Excerpt from a dataset:
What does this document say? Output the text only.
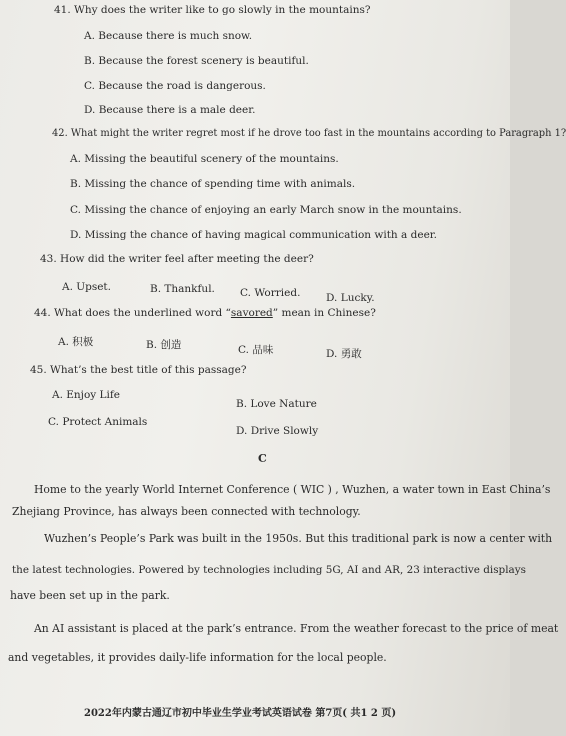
41. Why does the writer like to go slowly in the mountains?
A. Because there is much snow.
B. Because the forest scenery is beautiful.
C. Because the road is dangerous.
D. Because there is a male deer.
42. What might the writer regret most if he drove too fast in the mountains according to Paragraph 1?
A. Missing the beautiful scenery of the mountains.
B. Missing the chance of spending time with animals.
C. Missing the chance of enjoying an early March snow in the mountains.
D. Missing the chance of having magical communication with a deer.
43. How did the writer feel after meeting the deer?
A. Upset.	B. Thankful. C. Worried. D. Lucky.
44. What does the underlined word “savored” mean in Chinese?
A. 积极	B. 创造	C. 品味	D. 勇敢
45. What’s the best title of this passage?
A. Enjoy Life
B. Love Nature
C. Protect Animals
D. Drive Slowly
C
Home to the yearly World Internet Conference ( WIC ) , Wuzhen, a water town in East China’s
Zhejiang Province, has always been connected with technology.
Wuzhen’s People’s Park was built in the 1950s. But this traditional park is now a center with
the latest technologies. Powered by technologies including 5G, AI and AR, 23 interactive displays
have been set up in the park.
An AI assistant is placed at the park’s entrance. From the weather forecast to the price of meat
and vegetables, it provides daily-life information for the local people.
2022年内蒙古通辽市初中毕业生学业考试英语试卷 第7页( 共1 2 页)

* The task
Write out the listing above again, exactly, but with no pictures in the copy.

* Answer to the problem
What does this document say? Output the text only.
41. Why does the writer like to go slowly in the mountains?
A. Because there is much snow.
B. Because the forest scenery is beautiful.
C. Because the road is dangerous.
D. Because there is a male deer.
42. What might the writer regret most if he drove too fast in the mountains according to Paragraph 1?
A. Missing the beautiful scenery of the mountains.
B. Missing the chance of spending time with animals.
C. Missing the chance of enjoying an early March snow in the mountains.
D. Missing the chance of having magical communication with a deer.
43. How did the writer feel after meeting the deer?
A. Upset.	B. Thankful. C. Worried. D. Lucky.
44. What does the underlined word “savored” mean in Chinese?
A. 积极	B. 创造	C. 品味	D. 勇敢
45. What’s the best title of this passage?
A. Enjoy Life
B. Love Nature
C. Protect Animals
D. Drive Slowly
C
Home to the yearly World Internet Conference ( WIC ) , Wuzhen, a water town in East China’s
Zhejiang Province, has always been connected with technology.
Wuzhen’s People’s Park was built in the 1950s. But this traditional park is now a center with
the latest technologies. Powered by technologies including 5G, AI and AR, 23 interactive displays
have been set up in the park.
An AI assistant is placed at the park’s entrance. From the weather forecast to the price of meat
and vegetables, it provides daily-life information for the local people.
2022年内蒙古通辽市初中毕业生学业考试英语试卷 第7页( 共1 2 页)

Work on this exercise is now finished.